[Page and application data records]
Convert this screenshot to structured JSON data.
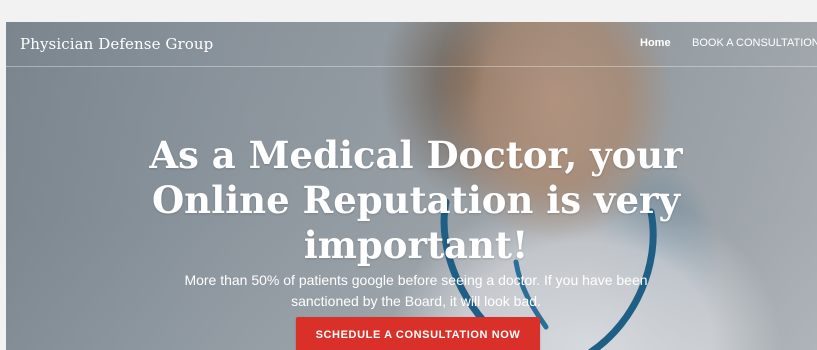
{
  "header": {
    "brand": "Physician Defense Group",
    "nav": [
      {
        "label": "Home",
        "active": true
      },
      {
        "label": "BOOK A CONSULTATION",
        "active": false
      }
    ]
  },
  "hero": {
    "headline": "As a Medical Doctor, your Online Reputation is very important!",
    "subtext": "More than 50% of patients google before seeing a doctor. If you have been sanctioned by the Board, it will look bad.",
    "cta_label": "SCHEDULE A CONSULTATION NOW"
  },
  "colors": {
    "cta_background": "#d9312a",
    "text": "#ffffff"
  }
}
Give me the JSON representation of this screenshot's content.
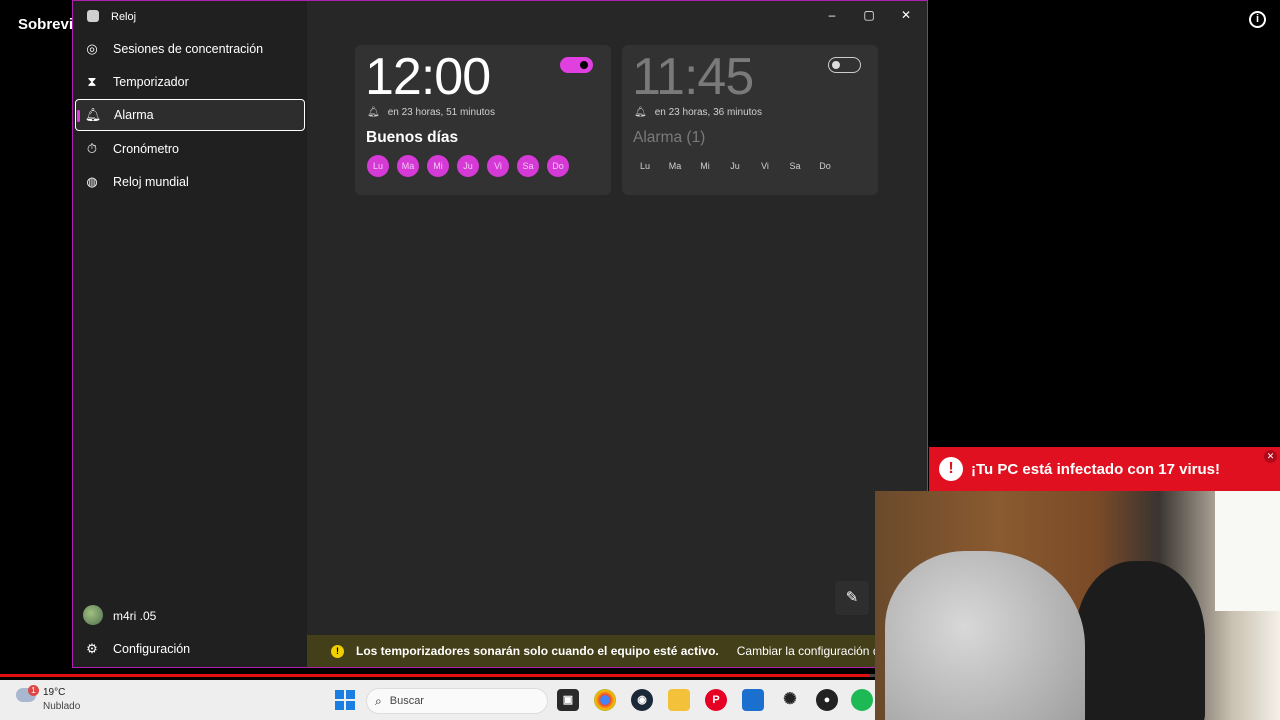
{
  "background": {
    "video_title": "Sobrevi"
  },
  "window": {
    "title": "Reloj",
    "controls": {
      "minimize": "–",
      "maximize": "▢",
      "close": "✕"
    }
  },
  "sidebar": {
    "items": [
      {
        "label": "Sesiones de concentración",
        "icon": "focus-icon"
      },
      {
        "label": "Temporizador",
        "icon": "hourglass-icon"
      },
      {
        "label": "Alarma",
        "icon": "bell-icon"
      },
      {
        "label": "Cronómetro",
        "icon": "stopwatch-icon"
      },
      {
        "label": "Reloj mundial",
        "icon": "globe-icon"
      }
    ],
    "user": {
      "name": "m4ri .05"
    },
    "settings_label": "Configuración"
  },
  "alarms": [
    {
      "time": "12:00",
      "remaining": "en 23 horas, 51 minutos",
      "name": "Buenos días",
      "enabled": true,
      "days": [
        "Lu",
        "Ma",
        "Mi",
        "Ju",
        "Vi",
        "Sa",
        "Do"
      ]
    },
    {
      "time": "11:45",
      "remaining": "en 23 horas, 36 minutos",
      "name": "Alarma (1)",
      "enabled": false,
      "days": [
        "Lu",
        "Ma",
        "Mi",
        "Ju",
        "Vi",
        "Sa",
        "Do"
      ]
    }
  ],
  "infobar": {
    "message": "Los temporizadores sonarán solo cuando el equipo esté activo.",
    "link": "Cambiar la configuración de ener"
  },
  "popup": {
    "text": "¡Tu PC está infectado con 17 virus!"
  },
  "video": {
    "progress": 0.68
  },
  "taskbar": {
    "weather": {
      "temp": "19°C",
      "desc": "Nublado",
      "badge": "1"
    },
    "search_placeholder": "Buscar"
  },
  "colors": {
    "accent": "#e040e0",
    "alert_red": "#e01020",
    "infobar": "#433f19"
  }
}
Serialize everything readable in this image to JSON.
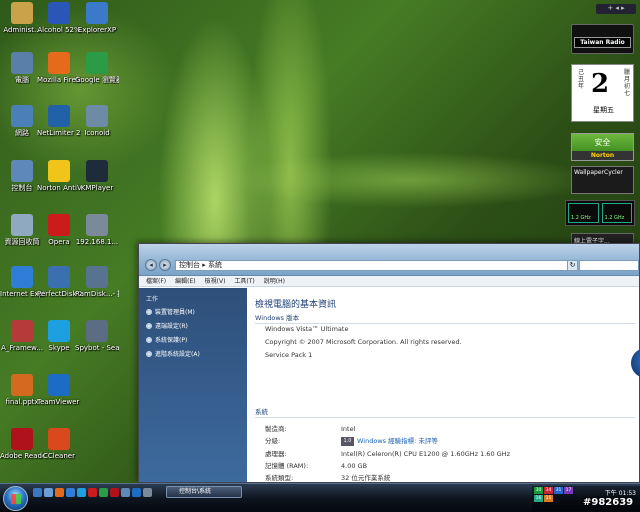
{
  "desktop_icons": [
    {
      "label": "Administ...",
      "icon": "user-folder-icon",
      "color": "#c9a24a"
    },
    {
      "label": "Alcohol 52%",
      "icon": "alcohol-52-icon",
      "color": "#2a56b8"
    },
    {
      "label": "ExplorerXP",
      "icon": "explorerxp-icon",
      "color": "#3b79c9"
    },
    {
      "label": "電腦",
      "icon": "computer-icon",
      "color": "#5a7fa8"
    },
    {
      "label": "Mozilla Firefox",
      "icon": "firefox-icon",
      "color": "#e56a1c"
    },
    {
      "label": "Google 瀏覽器",
      "icon": "chrome-icon",
      "color": "#2c9b45"
    },
    {
      "label": "網路",
      "icon": "network-icon",
      "color": "#4a7fb8"
    },
    {
      "label": "NetLimiter 2 Pro",
      "icon": "netlimiter-icon",
      "color": "#2161a8"
    },
    {
      "label": "Iconoid",
      "icon": "iconoid-icon",
      "color": "#6f8aa4"
    },
    {
      "label": "控制台",
      "icon": "control-panel-icon",
      "color": "#5d88b7"
    },
    {
      "label": "Norton AntiVirus",
      "icon": "norton-antivirus-icon",
      "color": "#f0c419"
    },
    {
      "label": "KMPlayer",
      "icon": "kmplayer-icon",
      "color": "#1d2b3a"
    },
    {
      "label": "資源回收筒",
      "icon": "recycle-bin-icon",
      "color": "#8fa9c0"
    },
    {
      "label": "Opera",
      "icon": "opera-icon",
      "color": "#cc1b1b"
    },
    {
      "label": "192.168.1...",
      "icon": "network-drive-icon",
      "color": "#7a8a9a"
    },
    {
      "label": "Internet Explorer",
      "icon": "internet-explorer-icon",
      "color": "#2f7dd6"
    },
    {
      "label": "PerfectDisk 2008",
      "icon": "perfectdisk-icon",
      "color": "#3a6fb0"
    },
    {
      "label": "RamDisk...- 捷徑",
      "icon": "ramdisk-icon",
      "color": "#587390"
    },
    {
      "label": "A_Framew...",
      "icon": "document-icon",
      "color": "#b73a3a"
    },
    {
      "label": "Skype",
      "icon": "skype-icon",
      "color": "#1ea0e0"
    },
    {
      "label": "Spybot - Search ...",
      "icon": "spybot-icon",
      "color": "#5b6d82"
    },
    {
      "label": "final.pptx",
      "icon": "powerpoint-icon",
      "color": "#d36a1f"
    },
    {
      "label": "TeamViewer 4",
      "icon": "teamviewer-icon",
      "color": "#1c6bc4"
    },
    {
      "label": "Adobe Reader 9",
      "icon": "adobe-reader-icon",
      "color": "#b0121b"
    },
    {
      "label": "CCleaner",
      "icon": "ccleaner-icon",
      "color": "#d9491d"
    }
  ],
  "gadgets": {
    "radio_title": "Taiwan Radio",
    "calendar": {
      "day": "2",
      "weekday": "星期五",
      "year_label": "二〇〇九年",
      "month_label": "一月",
      "lunar_left": "己丑年",
      "lunar_right": "臘月初七"
    },
    "norton": {
      "status": "安全",
      "brand": "Norton"
    },
    "wallpaper": {
      "title": "WallpaperCycler"
    },
    "cpu": {
      "core1": "1.2 GHz",
      "core2": "1.2 GHz"
    },
    "tv": {
      "label": "線上電子字..."
    }
  },
  "window": {
    "address": "控制台 ▸ 系統",
    "menu": [
      "檔案(F)",
      "編輯(E)",
      "檢視(V)",
      "工具(T)",
      "說明(H)"
    ],
    "side_title": "工作",
    "side_tasks": [
      "裝置管理員(M)",
      "遠端設定(R)",
      "系統保護(P)",
      "進階系統設定(A)"
    ],
    "page_title": "檢視電腦的基本資訊",
    "edition_header": "Windows 版本",
    "edition": "Windows Vista™ Ultimate",
    "copyright": "Copyright © 2007 Microsoft Corporation.  All rights reserved.",
    "service_pack": "Service Pack 1",
    "system_header": "系統",
    "rows": [
      {
        "key": "製造商:",
        "value": "Intel"
      },
      {
        "key": "分級:",
        "value": "Windows 經驗指標: 未評等"
      },
      {
        "key": "處理器:",
        "value": "Intel(R) Celeron(R) CPU        E1200  @ 1.60GHz   1.60 GHz"
      },
      {
        "key": "記憶體 (RAM):",
        "value": "4.00 GB"
      },
      {
        "key": "系統類型:",
        "value": "32 位元作業系統"
      }
    ],
    "rating_badge": "1.0"
  },
  "taskbar": {
    "task_button": "控制台\\系統",
    "clock": "下午 01:53",
    "tray_numbers": [
      "30",
      "34",
      "31",
      "17",
      "16",
      "15"
    ],
    "watermark": "#982639"
  }
}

# Task objective
Look over the records. Copy the lines that include the word "network".

# Answer section
      "icon": "network-icon",
      "icon": "network-drive-icon",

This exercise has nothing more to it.